## [Exercise aim]
Could you copy every line from the material below in which "Pagan" appears?

## [Data to use]
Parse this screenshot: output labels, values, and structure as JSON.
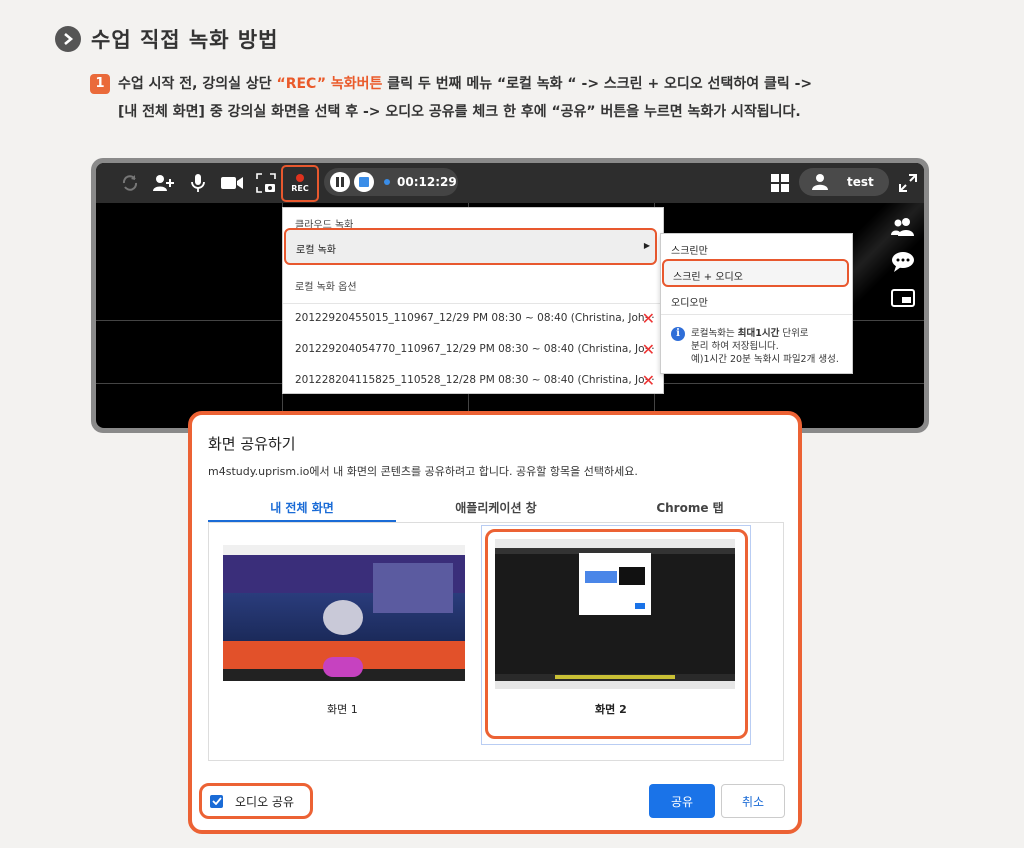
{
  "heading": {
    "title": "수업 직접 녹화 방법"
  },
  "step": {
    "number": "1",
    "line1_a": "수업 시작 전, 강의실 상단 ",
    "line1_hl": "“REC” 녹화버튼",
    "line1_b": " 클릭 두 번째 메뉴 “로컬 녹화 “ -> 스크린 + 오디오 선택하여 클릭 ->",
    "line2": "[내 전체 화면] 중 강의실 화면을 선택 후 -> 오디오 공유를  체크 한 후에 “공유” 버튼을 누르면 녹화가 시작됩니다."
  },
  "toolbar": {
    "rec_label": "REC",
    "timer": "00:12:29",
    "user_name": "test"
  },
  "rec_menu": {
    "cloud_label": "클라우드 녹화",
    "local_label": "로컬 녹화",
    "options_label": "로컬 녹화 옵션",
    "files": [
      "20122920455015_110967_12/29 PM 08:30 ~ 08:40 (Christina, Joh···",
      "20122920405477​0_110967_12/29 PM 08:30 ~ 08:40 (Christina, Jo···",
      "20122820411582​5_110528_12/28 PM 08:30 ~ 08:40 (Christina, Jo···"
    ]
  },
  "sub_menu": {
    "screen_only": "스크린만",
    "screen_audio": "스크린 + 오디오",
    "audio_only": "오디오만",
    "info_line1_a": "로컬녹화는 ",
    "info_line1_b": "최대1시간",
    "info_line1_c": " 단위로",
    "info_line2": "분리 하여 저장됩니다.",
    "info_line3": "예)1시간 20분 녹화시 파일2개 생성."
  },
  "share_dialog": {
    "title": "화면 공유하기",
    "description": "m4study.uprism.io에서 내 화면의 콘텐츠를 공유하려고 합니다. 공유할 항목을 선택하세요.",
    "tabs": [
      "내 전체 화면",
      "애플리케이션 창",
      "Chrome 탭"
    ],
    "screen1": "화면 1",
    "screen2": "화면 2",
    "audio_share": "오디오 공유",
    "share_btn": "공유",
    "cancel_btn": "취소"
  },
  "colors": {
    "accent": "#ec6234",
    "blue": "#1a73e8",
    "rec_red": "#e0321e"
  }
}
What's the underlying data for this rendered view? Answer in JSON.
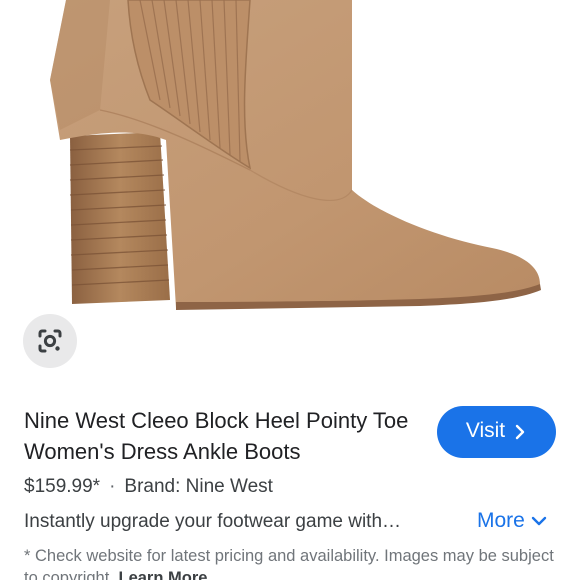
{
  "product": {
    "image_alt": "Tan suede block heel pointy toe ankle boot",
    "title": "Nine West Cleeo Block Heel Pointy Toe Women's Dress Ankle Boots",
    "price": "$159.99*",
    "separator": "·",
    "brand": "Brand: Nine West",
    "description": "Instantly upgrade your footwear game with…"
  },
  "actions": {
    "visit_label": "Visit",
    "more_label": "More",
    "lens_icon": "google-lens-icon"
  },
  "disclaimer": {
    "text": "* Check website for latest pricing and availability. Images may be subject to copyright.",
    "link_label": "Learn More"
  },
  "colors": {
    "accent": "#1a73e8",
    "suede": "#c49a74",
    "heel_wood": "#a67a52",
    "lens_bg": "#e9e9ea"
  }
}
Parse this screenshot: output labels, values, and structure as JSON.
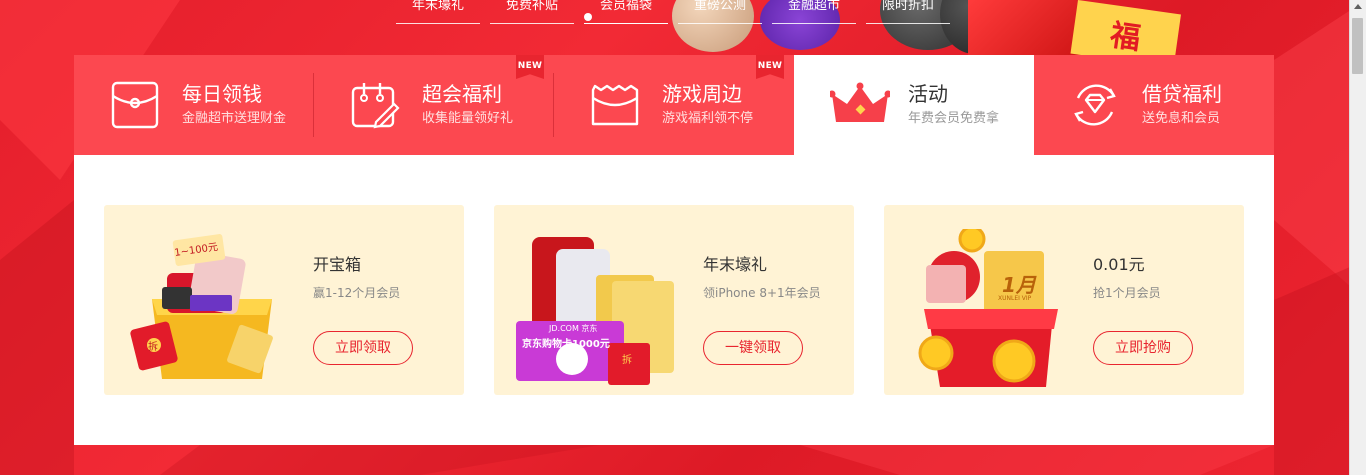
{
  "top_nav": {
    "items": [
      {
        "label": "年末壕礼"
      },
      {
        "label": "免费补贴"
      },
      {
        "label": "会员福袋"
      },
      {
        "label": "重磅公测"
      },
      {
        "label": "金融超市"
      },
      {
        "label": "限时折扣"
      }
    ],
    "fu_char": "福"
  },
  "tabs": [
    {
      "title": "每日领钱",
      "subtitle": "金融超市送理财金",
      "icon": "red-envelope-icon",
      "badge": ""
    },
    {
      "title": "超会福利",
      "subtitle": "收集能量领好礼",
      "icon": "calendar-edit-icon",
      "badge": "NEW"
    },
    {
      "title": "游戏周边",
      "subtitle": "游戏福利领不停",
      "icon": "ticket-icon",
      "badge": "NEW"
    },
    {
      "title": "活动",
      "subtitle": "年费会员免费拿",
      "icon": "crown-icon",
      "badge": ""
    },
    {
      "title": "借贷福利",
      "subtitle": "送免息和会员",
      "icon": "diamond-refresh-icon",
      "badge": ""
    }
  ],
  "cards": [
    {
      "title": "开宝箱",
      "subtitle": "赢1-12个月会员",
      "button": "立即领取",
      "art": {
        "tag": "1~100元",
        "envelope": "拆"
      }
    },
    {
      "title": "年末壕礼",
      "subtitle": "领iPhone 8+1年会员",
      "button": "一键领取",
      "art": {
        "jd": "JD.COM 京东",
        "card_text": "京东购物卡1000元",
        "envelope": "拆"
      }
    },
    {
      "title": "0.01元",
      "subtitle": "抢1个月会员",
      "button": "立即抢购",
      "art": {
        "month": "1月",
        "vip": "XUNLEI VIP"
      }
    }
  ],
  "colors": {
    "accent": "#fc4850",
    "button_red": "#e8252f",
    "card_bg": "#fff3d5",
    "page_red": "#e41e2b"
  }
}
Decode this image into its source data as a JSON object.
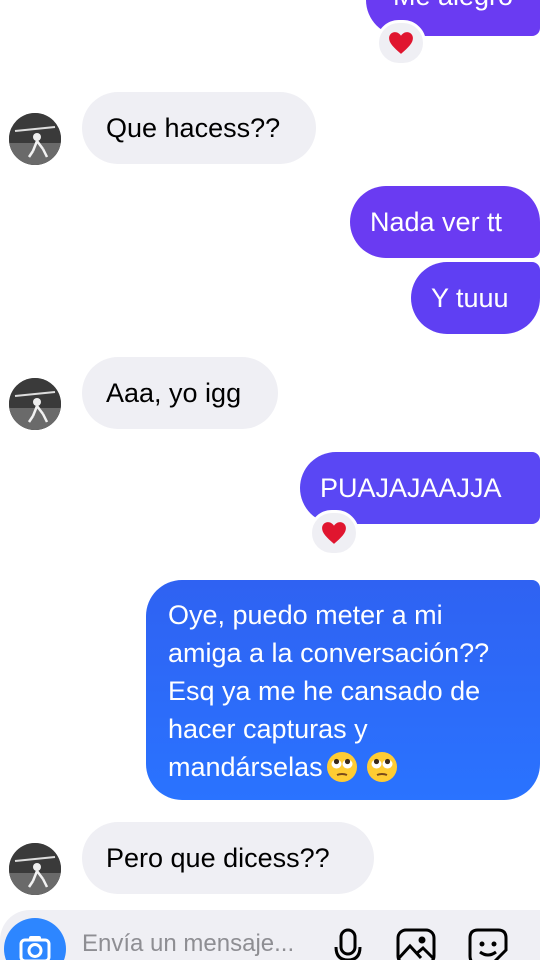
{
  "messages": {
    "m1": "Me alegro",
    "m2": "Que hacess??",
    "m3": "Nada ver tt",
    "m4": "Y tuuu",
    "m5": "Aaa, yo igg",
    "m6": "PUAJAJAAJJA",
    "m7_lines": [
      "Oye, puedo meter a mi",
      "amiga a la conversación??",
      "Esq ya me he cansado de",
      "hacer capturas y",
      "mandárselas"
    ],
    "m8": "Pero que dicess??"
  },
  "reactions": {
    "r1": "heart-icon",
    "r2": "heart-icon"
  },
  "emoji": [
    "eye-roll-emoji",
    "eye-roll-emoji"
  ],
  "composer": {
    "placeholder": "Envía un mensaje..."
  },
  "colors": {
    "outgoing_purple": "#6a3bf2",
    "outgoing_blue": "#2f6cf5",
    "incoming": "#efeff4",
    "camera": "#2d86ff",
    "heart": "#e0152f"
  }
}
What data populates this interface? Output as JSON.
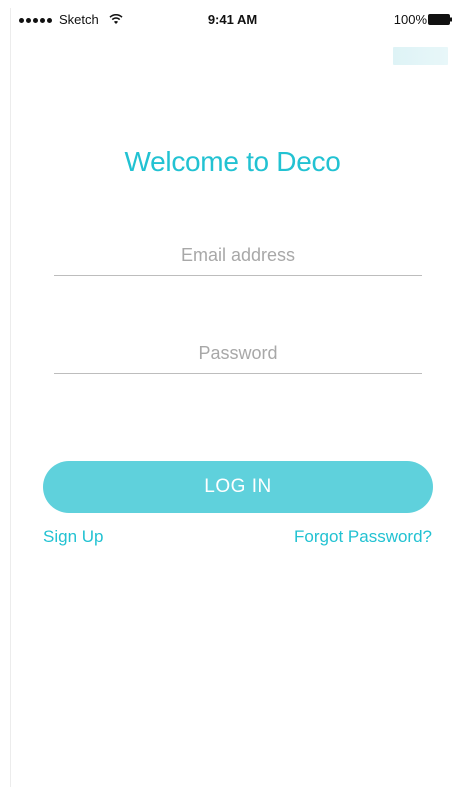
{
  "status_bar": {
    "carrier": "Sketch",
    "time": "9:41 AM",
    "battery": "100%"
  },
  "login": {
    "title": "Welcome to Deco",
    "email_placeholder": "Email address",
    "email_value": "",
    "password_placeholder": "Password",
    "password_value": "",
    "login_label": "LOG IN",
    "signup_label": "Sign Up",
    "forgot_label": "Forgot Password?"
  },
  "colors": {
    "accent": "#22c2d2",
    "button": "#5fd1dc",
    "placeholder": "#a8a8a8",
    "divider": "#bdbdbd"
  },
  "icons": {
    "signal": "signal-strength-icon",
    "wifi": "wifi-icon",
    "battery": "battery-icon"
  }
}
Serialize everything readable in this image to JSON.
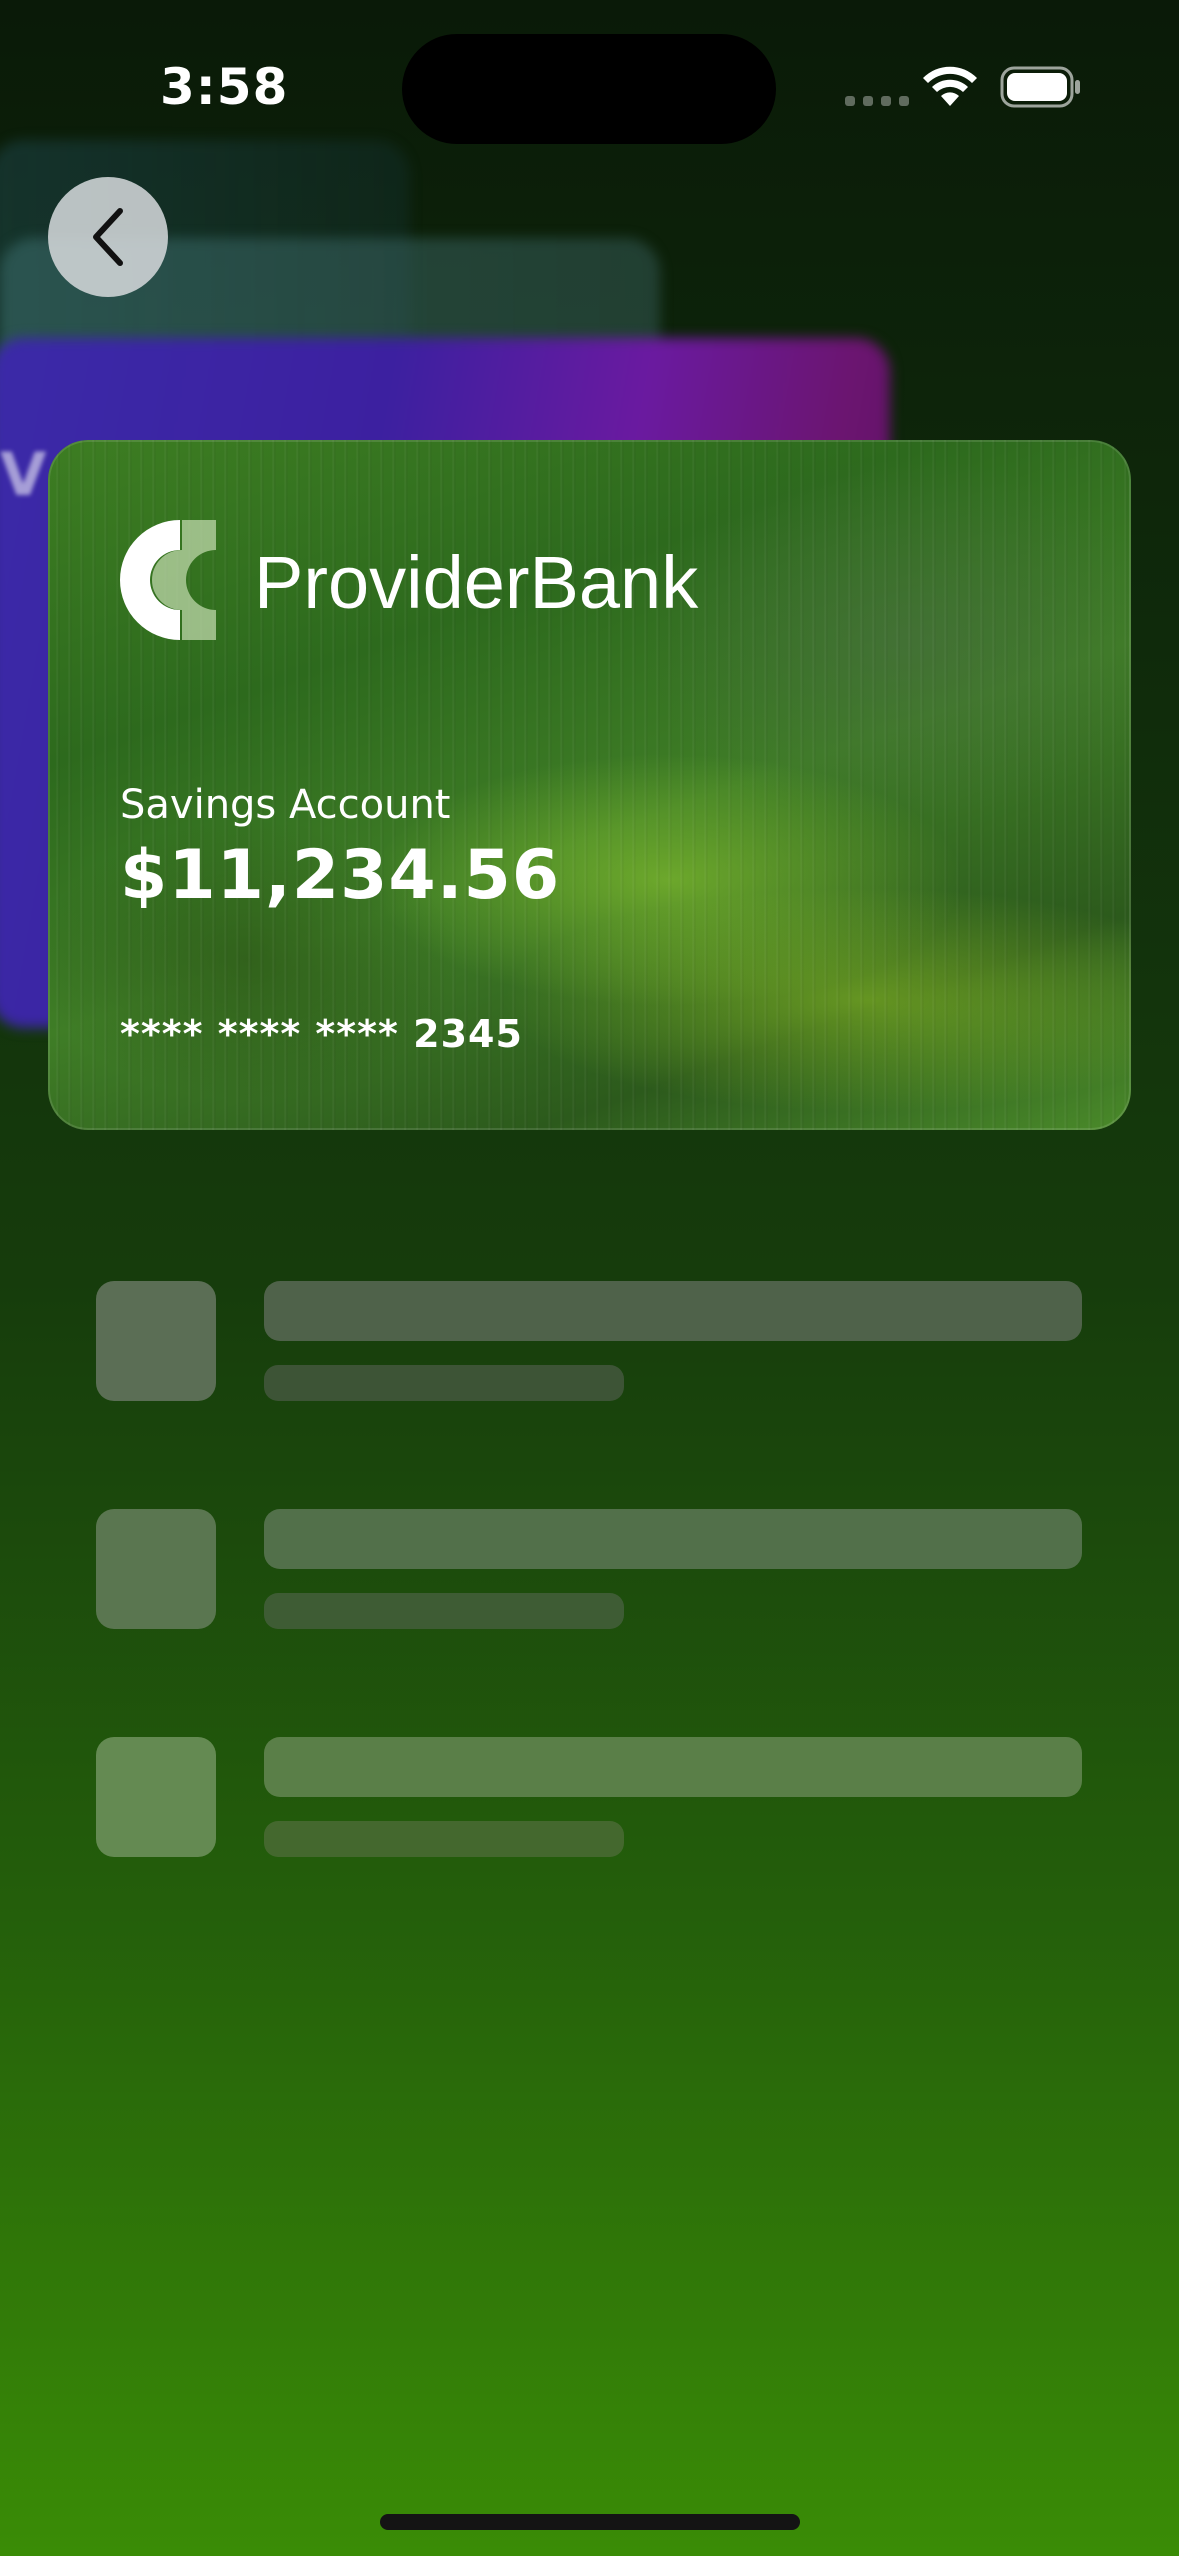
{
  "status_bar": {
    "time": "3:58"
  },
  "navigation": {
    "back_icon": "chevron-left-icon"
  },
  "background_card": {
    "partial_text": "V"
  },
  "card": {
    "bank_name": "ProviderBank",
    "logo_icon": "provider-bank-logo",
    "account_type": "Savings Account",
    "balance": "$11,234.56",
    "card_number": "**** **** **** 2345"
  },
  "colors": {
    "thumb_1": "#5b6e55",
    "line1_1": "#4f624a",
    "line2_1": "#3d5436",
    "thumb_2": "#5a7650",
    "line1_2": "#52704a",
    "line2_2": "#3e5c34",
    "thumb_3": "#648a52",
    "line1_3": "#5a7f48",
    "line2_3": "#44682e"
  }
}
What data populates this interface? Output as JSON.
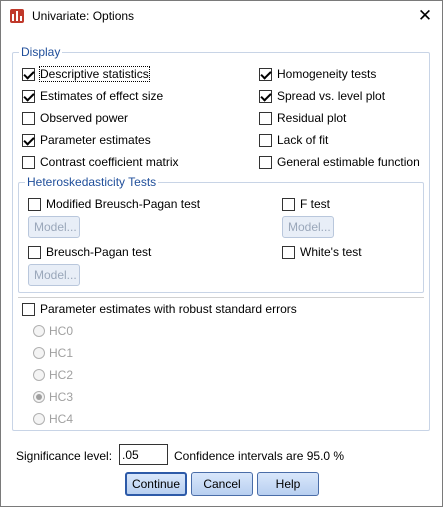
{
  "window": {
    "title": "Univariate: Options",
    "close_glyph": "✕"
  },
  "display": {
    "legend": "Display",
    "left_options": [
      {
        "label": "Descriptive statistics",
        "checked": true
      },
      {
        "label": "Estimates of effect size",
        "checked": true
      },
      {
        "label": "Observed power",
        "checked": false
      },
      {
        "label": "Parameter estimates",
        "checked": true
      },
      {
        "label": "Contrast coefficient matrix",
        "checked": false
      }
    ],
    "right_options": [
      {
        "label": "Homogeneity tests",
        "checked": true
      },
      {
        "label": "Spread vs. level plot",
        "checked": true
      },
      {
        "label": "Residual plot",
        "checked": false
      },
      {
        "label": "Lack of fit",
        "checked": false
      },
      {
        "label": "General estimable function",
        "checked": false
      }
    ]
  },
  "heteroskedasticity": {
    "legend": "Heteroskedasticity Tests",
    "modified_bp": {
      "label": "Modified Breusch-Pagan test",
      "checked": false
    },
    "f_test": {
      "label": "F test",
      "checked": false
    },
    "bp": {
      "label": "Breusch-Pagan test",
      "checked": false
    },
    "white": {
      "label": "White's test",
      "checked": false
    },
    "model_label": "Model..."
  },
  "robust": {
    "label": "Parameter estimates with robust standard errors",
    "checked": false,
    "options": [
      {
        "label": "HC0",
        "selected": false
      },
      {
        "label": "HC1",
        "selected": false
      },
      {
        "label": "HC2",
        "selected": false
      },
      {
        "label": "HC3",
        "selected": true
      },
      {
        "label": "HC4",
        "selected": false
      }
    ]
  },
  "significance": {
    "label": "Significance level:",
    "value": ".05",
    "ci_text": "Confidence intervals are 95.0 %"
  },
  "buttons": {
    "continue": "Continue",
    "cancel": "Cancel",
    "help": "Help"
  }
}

## [Full solution]
      "label": "Modified Breusch-Pagan test",
      "label": "Breusch-Pagan test",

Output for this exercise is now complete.